------ Texto do documento ------

- Página Web oficial de Aleksandr Sokurov: http://www.sokurov.spb.ru/index.html.

2 comentários:

  1. Caríssimos
    Foi com enorme surpresa que vos ouvi, no início da segunda sessão, quase por unanimidade, falar da revolução russa de 1917 e da evolução política que se lhe seguiu como um dos temas mais difíceis de leccionar. E mais surpreendido fiquei quando praticamente todas e todos acrescentaram que os temas políticos, em geral, eram áridos, e que os alunos actualmente tinham dificuldade em perceber bem as simples e clássicas distinções "esquerda" e "direita".

    A nossa proposta de hoje, a "Arca Russa", foi clramente um caminho exigente, que requer muito 'trabalho de casa' (como o que o André Vitória fez). Creio que todos concordaremos que é uma experiência de cinema quase única.
    Caminhos mais clássicos:
    1. Os dois filmes do Sergei Eisenstein: o "Couraçado Potemkine", um marco na história do cinema, um filme a preto e branco, muito datado e 'mudo' (isto é, com banda sonora, excelente, mas em que as 'falas' aparecem por escrito, porque não se gravava a voz nem os sons de fundo). Não é um filme fácil; pode dar para os mais velhos, sempre com um enquadramento cuidadoso; e o "Outubro", um pouco mais documental e menos documental. Há excertos dos dois no You Tube, para dar uma ideia do tipo de imagem e de ritmo.

------ Dados de entrada ------

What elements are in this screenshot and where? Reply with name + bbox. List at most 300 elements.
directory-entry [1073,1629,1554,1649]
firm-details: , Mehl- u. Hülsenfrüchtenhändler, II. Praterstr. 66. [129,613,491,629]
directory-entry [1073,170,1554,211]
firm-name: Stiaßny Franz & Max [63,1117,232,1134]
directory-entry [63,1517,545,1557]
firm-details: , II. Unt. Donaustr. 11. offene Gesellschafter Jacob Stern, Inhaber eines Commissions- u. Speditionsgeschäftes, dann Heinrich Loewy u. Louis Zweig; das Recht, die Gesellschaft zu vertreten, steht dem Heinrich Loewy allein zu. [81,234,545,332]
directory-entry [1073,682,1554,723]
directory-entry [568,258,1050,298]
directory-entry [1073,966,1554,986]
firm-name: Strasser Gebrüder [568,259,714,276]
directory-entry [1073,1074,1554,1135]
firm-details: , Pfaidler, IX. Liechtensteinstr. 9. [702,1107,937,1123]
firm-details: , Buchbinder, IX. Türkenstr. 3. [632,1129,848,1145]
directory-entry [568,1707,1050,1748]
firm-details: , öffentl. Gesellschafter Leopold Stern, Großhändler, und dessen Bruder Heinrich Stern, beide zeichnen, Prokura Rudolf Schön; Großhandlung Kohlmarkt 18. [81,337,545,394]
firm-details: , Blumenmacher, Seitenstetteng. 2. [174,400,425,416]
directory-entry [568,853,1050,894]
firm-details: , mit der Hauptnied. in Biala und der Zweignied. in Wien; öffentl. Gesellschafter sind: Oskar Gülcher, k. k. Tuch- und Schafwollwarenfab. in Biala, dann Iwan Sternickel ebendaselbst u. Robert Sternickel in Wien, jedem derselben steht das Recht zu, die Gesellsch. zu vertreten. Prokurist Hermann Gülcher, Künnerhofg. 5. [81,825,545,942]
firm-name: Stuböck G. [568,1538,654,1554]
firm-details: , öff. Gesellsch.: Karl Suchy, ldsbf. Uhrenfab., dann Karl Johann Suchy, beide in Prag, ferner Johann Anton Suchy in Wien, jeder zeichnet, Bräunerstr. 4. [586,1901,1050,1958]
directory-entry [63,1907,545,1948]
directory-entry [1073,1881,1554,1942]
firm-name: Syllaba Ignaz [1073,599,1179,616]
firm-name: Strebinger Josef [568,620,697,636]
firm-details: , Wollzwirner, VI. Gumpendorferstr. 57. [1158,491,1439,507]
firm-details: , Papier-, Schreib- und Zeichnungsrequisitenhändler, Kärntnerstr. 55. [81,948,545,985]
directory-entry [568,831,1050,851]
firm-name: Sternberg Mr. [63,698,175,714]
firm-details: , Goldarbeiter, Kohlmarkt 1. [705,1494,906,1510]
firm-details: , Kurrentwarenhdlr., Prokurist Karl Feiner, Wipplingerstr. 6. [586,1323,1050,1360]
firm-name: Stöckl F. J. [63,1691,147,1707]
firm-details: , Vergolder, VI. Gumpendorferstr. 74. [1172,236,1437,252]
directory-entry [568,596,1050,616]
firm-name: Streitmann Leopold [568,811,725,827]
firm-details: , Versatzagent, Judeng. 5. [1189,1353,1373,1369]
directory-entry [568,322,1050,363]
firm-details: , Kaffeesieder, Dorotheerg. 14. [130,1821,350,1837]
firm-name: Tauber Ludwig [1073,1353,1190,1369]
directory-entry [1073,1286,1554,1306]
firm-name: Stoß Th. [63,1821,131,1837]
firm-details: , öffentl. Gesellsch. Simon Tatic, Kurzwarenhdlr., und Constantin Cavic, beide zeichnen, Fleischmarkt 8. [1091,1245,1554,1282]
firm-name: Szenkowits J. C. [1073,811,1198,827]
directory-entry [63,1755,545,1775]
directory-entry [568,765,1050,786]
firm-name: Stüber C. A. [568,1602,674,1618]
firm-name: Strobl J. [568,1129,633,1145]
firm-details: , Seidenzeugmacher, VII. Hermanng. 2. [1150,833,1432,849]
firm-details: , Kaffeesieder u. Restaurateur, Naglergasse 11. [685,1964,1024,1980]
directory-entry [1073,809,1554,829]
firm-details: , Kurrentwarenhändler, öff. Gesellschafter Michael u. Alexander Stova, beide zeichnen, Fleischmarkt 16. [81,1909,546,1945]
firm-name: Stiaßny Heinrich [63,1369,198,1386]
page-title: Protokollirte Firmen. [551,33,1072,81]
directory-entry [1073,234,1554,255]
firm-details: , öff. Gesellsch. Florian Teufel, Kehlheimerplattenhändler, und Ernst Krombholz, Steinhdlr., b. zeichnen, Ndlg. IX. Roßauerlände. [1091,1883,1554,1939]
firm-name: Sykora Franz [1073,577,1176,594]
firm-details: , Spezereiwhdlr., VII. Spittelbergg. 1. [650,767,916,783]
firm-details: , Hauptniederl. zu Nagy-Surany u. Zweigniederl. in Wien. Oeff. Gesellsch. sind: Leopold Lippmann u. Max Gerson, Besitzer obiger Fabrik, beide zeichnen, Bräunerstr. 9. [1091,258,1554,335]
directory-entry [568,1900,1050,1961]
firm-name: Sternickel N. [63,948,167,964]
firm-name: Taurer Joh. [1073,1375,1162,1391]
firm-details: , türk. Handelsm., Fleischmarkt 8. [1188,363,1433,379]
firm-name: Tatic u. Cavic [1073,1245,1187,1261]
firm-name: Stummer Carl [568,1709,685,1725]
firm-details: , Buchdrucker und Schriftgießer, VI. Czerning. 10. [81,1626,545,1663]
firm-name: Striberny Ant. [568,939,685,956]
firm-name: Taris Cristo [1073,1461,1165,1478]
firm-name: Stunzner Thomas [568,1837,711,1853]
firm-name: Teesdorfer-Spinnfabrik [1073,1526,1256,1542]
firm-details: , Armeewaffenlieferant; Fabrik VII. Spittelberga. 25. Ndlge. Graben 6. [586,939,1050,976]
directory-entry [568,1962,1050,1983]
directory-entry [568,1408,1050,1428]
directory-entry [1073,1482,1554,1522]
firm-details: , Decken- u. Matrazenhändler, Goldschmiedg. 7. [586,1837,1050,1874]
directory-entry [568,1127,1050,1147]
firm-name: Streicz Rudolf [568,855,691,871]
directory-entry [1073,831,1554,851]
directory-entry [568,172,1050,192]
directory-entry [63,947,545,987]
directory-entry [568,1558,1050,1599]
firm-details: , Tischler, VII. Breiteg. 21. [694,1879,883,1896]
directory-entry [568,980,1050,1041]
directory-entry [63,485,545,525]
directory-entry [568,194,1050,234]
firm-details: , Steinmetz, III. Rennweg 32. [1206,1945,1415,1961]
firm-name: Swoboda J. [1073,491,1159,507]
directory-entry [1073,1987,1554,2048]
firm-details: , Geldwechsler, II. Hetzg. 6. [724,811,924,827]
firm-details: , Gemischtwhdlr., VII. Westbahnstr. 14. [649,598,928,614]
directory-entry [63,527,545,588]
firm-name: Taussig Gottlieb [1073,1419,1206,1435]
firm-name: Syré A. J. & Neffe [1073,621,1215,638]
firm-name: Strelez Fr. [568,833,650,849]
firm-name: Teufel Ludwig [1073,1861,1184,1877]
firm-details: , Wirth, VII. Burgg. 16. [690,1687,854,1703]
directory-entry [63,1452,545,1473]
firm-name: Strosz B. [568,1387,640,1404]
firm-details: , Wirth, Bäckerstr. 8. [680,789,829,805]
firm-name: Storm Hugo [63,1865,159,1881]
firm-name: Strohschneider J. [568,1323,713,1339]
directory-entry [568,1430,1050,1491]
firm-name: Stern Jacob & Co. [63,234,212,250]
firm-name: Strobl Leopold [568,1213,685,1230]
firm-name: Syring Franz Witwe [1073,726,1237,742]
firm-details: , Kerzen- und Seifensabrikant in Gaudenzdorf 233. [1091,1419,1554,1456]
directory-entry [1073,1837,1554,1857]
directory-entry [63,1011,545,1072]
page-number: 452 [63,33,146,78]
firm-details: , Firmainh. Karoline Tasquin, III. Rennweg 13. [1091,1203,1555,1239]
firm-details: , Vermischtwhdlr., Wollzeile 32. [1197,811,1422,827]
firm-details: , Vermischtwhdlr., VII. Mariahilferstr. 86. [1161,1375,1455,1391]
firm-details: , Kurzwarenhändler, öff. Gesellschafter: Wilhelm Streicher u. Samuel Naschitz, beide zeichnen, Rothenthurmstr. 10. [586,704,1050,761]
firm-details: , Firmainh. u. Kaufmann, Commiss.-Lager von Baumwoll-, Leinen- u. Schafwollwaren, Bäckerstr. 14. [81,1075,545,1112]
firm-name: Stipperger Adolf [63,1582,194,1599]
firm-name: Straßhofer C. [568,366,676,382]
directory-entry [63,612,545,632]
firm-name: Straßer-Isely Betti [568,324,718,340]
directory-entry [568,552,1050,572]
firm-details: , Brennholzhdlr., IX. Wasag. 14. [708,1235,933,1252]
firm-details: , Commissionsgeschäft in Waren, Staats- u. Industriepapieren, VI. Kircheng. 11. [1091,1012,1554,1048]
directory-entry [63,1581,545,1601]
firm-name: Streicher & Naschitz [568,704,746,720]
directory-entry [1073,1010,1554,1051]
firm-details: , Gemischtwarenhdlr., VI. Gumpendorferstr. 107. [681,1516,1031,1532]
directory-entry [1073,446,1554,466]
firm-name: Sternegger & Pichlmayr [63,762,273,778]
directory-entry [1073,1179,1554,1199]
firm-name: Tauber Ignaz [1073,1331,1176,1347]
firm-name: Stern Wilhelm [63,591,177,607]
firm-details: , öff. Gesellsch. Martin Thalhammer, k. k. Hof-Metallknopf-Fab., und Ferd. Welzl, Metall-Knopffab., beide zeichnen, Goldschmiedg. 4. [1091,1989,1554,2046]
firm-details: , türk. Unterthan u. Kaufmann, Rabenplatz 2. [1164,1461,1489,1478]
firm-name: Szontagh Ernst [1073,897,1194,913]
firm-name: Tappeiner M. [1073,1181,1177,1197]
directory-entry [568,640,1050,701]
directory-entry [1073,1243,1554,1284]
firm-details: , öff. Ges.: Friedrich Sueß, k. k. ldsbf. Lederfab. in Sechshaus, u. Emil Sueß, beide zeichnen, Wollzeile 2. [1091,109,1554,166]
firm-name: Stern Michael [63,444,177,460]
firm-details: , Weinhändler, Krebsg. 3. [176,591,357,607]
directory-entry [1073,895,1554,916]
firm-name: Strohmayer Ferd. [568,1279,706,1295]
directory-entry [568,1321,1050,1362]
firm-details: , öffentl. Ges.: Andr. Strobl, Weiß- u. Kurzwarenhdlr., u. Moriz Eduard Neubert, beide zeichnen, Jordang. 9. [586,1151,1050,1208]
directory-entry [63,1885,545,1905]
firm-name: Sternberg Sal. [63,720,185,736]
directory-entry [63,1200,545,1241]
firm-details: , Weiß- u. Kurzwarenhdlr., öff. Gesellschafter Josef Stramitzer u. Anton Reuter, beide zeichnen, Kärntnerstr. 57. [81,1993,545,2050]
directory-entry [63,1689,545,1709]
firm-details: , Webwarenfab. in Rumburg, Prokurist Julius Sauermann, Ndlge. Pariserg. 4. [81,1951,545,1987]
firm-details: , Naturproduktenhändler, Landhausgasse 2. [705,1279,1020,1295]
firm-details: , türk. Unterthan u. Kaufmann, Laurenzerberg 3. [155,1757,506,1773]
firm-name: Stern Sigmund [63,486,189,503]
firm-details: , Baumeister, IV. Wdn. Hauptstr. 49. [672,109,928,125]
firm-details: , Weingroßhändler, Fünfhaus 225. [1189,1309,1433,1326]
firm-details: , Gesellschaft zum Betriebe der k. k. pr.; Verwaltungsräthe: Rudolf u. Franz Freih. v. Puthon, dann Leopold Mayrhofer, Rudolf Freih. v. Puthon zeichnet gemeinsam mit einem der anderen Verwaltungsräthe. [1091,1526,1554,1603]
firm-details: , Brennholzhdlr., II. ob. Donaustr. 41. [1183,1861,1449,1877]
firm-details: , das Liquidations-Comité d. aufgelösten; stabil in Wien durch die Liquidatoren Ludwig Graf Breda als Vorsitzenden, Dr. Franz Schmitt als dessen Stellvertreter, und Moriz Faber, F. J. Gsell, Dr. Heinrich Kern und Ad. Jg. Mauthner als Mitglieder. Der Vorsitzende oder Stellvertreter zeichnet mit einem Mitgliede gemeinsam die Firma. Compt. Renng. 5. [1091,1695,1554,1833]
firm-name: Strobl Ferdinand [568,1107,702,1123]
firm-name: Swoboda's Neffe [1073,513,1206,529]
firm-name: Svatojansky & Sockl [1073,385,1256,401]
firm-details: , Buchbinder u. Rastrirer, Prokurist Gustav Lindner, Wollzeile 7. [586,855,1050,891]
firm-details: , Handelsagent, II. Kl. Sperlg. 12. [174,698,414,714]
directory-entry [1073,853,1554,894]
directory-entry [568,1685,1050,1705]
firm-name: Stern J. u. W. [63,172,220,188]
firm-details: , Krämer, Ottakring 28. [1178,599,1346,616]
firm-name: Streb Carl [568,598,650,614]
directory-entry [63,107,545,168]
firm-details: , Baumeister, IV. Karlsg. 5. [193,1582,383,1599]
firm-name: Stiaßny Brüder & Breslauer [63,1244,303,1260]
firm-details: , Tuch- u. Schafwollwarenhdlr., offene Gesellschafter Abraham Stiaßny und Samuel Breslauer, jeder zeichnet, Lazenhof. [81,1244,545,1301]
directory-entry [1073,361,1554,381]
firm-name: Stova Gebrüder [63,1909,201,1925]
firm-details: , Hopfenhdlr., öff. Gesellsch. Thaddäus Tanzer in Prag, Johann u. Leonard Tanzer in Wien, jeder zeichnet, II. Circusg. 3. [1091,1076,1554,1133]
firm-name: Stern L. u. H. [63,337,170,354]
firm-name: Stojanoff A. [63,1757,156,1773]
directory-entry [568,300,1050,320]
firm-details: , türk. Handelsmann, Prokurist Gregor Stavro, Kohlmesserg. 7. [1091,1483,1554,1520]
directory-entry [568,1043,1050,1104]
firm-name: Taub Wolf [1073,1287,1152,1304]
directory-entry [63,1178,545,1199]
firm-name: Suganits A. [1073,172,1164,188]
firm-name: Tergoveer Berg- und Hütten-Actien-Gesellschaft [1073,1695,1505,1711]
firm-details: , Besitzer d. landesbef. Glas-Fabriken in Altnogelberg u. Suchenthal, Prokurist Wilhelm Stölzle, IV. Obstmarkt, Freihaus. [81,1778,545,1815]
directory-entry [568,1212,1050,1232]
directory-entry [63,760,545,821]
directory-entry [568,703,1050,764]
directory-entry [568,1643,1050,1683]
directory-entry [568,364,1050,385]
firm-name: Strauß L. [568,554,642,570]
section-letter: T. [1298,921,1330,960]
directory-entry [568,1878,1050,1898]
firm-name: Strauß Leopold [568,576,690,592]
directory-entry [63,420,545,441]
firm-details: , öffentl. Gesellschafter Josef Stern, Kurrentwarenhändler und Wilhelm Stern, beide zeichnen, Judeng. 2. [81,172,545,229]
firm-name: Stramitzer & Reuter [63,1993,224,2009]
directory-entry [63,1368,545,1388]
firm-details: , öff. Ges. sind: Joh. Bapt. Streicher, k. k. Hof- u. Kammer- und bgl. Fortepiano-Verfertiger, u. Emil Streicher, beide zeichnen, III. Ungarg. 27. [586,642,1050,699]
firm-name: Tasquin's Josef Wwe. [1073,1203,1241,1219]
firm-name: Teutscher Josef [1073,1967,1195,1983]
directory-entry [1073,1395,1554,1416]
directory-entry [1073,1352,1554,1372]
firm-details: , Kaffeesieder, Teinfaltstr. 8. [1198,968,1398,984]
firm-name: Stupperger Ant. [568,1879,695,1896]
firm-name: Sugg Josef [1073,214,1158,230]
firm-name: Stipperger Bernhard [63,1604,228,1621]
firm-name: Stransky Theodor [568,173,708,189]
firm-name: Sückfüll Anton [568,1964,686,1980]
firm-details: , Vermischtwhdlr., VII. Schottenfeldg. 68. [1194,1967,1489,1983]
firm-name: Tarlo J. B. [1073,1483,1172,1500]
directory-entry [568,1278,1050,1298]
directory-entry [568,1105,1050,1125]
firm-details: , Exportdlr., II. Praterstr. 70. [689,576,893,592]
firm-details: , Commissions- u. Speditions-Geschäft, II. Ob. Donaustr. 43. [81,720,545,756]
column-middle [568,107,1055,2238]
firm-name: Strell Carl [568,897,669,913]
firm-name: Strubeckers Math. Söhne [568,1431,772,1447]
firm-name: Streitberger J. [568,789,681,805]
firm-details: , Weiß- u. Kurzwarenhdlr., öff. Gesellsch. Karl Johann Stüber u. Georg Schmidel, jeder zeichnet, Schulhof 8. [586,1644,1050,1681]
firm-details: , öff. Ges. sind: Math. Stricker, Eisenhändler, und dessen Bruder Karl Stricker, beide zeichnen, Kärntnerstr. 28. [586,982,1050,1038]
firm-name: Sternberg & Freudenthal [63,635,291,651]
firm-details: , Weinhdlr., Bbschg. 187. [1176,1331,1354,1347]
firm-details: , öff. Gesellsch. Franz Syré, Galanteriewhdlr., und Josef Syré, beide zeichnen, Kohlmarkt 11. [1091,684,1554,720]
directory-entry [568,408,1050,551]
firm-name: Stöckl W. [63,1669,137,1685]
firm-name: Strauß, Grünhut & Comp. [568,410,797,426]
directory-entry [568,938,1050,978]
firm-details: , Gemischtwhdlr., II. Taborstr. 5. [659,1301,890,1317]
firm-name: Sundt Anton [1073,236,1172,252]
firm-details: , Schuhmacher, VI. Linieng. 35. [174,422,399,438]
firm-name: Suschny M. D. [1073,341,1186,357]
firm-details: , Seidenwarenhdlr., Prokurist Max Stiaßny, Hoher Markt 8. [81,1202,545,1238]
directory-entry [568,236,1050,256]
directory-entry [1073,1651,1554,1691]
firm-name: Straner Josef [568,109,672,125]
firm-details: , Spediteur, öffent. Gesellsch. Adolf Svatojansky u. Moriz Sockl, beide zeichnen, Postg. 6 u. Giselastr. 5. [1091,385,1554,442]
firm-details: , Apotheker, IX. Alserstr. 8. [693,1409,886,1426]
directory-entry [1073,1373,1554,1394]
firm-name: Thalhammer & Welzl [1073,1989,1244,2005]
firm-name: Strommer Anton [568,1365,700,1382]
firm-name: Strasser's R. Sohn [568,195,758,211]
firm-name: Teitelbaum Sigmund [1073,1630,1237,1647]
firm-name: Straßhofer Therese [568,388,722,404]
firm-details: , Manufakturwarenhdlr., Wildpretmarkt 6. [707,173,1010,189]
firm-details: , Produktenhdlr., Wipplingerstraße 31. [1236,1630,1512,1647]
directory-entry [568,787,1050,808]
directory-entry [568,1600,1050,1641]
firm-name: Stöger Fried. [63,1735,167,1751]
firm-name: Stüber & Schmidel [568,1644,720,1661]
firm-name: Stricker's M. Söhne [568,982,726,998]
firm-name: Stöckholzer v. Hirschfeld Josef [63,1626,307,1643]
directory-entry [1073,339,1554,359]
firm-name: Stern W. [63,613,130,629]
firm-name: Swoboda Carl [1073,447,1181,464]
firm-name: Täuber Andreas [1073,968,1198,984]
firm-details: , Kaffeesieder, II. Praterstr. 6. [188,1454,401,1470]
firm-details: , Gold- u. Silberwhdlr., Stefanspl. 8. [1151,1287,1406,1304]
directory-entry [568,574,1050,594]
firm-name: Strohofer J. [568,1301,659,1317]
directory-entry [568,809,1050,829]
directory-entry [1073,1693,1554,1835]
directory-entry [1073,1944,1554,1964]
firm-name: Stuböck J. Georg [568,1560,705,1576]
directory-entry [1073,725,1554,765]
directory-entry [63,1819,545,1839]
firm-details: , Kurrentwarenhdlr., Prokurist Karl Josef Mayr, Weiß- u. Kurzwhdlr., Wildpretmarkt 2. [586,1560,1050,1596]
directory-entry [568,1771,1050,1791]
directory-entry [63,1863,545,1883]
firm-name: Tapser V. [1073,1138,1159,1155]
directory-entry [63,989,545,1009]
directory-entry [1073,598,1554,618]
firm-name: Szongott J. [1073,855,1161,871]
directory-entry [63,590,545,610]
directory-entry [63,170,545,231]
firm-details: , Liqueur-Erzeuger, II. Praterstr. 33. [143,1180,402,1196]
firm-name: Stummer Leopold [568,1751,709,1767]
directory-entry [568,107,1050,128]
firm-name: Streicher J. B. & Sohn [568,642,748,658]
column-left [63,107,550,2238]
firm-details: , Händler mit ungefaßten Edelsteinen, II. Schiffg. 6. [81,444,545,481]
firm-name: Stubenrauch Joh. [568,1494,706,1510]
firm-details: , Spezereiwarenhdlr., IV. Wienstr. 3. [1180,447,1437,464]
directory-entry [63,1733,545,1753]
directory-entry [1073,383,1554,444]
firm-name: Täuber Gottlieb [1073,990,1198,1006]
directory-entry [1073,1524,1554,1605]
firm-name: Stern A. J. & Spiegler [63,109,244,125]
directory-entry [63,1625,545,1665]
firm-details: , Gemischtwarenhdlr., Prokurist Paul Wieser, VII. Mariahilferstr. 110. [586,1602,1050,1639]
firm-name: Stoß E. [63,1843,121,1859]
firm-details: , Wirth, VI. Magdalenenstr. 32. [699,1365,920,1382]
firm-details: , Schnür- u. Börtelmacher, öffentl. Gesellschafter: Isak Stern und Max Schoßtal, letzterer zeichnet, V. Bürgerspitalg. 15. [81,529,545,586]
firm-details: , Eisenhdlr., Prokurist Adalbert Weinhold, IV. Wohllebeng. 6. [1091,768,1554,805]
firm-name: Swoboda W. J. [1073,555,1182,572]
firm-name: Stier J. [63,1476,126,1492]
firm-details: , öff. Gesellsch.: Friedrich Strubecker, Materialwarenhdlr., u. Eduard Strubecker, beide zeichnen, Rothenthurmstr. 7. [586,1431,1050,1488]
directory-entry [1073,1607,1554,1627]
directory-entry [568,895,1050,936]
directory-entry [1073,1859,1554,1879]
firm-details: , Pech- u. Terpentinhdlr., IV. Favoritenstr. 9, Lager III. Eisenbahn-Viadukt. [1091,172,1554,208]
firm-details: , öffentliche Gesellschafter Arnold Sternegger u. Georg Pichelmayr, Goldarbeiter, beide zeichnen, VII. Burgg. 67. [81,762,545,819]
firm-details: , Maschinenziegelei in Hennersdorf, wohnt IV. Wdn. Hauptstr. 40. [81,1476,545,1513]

------

_Instruções de trabalho_
#1 Pode reescrever de forma mais breve o parágrafo do comentário que começa por «Foi com enorme surpresa», mantendo os factos principais?
#2 Pode reescrever o trecho do comentário de «A nossa proposta» a «cinema quase única.», trocando «exigente» por «trabalhoso»?

_Respostas por ordem_
#1 Para grande surpresa de quem escreve, no início da segunda sessão quase todos indicaram a revolução russa de 1917 e a evolução política que se lhe seguiu como um dos temas mais difíceis de leccionar. Acrescentaram ainda que os temas políticos são, em geral, áridos e que os alunos de hoje têm dificuldade em perceber as distinções clássicas entre «esquerda» e «direita».

#2
A nossa proposta de hoje, a "Arca Russa", foi clramente um caminho trabalhoso, que requer muito 'trabalho de casa' (como o que o André Vitória fez). Creio que todos concordaremos que é uma experiência de cinema quase única.